> What is needed
Copy, from the entries below, each line in which the string "Thalluri" appears.

[Start of Dataset]

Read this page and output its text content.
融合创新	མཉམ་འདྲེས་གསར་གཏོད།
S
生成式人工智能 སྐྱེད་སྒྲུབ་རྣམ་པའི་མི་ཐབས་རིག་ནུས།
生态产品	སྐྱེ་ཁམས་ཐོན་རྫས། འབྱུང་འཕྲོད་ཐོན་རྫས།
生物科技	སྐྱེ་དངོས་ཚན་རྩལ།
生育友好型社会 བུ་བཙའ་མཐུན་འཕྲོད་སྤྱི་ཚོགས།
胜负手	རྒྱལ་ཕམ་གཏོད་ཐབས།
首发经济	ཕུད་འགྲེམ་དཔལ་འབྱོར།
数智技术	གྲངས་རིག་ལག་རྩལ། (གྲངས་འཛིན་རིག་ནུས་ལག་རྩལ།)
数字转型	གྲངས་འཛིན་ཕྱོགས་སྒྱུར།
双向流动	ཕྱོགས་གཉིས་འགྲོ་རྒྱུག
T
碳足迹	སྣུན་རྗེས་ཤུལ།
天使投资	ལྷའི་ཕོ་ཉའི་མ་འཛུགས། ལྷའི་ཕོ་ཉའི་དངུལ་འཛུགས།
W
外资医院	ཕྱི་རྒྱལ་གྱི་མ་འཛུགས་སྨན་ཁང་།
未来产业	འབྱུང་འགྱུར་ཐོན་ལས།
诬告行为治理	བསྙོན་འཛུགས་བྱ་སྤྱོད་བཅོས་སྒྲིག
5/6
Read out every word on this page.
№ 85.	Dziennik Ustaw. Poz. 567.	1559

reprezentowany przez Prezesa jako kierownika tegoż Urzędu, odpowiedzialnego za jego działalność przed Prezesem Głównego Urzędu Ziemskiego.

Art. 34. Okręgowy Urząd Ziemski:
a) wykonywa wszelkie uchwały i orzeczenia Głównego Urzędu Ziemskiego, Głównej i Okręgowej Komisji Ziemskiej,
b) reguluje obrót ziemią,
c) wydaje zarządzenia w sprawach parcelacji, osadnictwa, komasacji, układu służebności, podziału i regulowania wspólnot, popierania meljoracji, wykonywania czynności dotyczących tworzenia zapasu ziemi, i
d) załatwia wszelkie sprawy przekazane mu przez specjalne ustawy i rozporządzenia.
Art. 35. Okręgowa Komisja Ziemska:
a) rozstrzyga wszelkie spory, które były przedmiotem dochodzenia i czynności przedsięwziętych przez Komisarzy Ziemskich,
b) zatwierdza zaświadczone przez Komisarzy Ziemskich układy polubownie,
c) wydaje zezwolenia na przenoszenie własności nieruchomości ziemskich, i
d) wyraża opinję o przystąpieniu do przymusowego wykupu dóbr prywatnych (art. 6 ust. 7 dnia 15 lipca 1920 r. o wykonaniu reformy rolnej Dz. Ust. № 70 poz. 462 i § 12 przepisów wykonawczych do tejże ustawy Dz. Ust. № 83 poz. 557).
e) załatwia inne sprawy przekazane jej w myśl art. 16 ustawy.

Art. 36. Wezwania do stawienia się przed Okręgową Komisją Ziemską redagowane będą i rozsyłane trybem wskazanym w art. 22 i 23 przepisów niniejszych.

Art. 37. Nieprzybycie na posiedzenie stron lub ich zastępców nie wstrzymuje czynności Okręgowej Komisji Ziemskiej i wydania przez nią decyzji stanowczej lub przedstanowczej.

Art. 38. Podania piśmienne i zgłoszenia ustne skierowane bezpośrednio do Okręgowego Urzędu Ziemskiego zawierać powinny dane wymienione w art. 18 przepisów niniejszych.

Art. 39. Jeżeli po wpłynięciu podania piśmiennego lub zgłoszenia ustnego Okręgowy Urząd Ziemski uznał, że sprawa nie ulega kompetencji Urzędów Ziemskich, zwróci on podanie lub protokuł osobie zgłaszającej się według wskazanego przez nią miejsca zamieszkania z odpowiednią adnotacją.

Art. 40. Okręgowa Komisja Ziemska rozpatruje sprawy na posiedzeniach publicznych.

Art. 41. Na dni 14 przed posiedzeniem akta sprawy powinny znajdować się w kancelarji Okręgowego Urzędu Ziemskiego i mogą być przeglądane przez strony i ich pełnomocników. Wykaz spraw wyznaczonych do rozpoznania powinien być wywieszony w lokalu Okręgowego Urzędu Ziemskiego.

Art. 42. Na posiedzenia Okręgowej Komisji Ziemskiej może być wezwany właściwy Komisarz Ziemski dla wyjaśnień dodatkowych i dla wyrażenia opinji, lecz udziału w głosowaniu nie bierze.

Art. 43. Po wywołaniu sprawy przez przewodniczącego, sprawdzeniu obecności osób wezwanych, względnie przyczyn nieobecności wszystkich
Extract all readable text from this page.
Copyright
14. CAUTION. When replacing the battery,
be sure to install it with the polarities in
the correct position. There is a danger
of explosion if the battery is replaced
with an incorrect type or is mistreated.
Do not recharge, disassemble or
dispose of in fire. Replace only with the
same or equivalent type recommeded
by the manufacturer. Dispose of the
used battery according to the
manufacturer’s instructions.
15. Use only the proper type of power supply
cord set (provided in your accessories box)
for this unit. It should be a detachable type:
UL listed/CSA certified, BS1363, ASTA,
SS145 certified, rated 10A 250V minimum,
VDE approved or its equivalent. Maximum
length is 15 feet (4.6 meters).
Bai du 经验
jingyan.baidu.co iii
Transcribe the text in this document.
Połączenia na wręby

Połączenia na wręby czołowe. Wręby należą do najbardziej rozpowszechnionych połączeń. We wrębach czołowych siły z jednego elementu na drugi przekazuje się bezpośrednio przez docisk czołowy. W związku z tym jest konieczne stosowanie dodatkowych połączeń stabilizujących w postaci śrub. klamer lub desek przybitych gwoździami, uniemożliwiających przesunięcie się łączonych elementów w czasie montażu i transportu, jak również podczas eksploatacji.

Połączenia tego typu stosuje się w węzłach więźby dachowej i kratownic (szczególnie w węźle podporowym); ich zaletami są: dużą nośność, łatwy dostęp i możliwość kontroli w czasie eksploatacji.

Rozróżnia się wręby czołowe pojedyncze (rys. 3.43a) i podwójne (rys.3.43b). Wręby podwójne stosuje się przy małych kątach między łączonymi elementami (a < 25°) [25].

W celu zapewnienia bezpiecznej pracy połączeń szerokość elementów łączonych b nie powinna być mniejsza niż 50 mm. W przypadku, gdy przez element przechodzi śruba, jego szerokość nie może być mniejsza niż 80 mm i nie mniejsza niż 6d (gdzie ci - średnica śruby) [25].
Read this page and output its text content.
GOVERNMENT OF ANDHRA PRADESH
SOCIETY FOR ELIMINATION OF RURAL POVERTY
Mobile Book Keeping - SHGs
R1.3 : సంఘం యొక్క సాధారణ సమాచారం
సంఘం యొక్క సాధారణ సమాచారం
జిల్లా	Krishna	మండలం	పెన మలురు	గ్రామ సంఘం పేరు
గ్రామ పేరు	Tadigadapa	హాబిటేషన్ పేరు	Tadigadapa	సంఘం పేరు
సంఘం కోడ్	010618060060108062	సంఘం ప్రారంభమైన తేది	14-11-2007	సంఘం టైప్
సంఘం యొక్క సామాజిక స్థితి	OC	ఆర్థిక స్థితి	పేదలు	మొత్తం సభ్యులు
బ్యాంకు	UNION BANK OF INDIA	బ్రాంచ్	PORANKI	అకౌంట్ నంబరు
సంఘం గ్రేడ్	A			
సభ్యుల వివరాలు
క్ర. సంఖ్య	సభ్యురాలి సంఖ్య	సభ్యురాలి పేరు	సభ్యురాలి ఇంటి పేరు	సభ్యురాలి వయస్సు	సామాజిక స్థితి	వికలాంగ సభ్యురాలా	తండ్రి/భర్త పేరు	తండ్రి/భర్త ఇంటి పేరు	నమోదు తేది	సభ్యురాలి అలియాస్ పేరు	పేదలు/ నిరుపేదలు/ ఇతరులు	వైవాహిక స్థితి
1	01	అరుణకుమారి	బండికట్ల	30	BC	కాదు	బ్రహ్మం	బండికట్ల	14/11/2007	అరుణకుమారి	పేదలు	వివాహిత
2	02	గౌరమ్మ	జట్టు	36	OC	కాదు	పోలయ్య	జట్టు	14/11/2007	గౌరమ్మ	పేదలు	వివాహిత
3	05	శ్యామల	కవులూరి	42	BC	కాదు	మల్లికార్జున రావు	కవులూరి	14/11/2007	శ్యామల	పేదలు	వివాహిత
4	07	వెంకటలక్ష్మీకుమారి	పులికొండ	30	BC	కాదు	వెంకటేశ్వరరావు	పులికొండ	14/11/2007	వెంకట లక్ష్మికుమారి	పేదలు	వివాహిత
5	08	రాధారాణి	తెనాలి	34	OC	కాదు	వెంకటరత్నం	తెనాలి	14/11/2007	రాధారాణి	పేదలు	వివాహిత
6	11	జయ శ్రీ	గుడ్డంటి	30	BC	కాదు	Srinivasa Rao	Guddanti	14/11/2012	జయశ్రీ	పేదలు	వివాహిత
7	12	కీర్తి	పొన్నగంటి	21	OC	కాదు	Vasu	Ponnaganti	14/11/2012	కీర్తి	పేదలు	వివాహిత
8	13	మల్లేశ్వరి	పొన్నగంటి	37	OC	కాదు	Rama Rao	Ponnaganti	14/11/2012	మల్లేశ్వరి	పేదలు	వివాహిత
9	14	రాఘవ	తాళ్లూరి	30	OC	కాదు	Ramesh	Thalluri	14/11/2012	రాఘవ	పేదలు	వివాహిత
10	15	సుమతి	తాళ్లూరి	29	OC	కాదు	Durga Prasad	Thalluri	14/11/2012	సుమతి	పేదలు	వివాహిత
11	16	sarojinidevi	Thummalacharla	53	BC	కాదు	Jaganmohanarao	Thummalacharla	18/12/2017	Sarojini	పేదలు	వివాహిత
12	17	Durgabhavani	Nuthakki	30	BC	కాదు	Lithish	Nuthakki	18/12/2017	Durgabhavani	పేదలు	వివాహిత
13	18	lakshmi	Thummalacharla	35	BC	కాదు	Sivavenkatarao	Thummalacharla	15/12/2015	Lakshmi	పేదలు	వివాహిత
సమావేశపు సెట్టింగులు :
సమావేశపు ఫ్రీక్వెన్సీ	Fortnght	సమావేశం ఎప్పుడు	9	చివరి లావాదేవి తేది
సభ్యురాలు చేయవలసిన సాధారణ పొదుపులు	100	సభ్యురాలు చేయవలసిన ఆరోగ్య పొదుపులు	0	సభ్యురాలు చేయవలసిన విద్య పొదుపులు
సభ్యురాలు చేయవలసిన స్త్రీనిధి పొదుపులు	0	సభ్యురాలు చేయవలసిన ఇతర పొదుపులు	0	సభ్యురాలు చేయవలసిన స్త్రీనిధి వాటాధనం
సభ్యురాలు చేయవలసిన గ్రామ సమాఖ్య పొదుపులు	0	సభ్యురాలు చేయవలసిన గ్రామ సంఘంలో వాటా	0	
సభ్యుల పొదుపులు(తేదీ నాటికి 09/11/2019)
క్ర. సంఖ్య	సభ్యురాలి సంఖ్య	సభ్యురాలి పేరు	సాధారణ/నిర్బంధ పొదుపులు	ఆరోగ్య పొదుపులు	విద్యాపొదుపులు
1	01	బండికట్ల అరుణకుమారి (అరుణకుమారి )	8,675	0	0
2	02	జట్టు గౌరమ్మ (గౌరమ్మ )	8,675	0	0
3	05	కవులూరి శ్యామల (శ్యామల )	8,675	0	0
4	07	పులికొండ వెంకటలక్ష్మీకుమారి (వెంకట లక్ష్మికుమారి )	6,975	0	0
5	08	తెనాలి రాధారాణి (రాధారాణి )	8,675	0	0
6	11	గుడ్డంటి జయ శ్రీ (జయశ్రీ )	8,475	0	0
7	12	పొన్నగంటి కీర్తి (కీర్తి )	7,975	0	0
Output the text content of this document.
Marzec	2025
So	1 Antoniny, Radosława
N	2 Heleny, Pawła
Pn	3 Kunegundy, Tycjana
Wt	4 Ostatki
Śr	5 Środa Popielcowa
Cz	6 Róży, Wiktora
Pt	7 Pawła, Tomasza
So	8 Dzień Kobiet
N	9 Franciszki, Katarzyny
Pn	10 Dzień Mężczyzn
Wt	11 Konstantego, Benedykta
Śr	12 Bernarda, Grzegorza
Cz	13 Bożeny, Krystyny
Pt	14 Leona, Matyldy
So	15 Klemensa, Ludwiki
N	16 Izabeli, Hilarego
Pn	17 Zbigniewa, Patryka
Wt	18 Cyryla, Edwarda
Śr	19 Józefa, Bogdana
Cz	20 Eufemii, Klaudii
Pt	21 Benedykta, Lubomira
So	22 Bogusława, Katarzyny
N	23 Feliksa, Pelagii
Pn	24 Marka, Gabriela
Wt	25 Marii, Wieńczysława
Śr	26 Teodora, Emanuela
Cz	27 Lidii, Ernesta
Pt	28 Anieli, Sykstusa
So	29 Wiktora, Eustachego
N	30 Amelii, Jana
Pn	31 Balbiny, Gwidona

[End of Dataset]

> Output for this exercise
9	14	రాఘవ	తాళ్లూరి	30	OC	కాదు	Ramesh	Thalluri	14/11/2012	రాఘవ	పేదలు	వివాహిత
10	15	సుమతి	తాళ్లూరి	29	OC	కాదు	Durga Prasad	Thalluri	14/11/2012	సుమతి	పేదలు	వివాహిత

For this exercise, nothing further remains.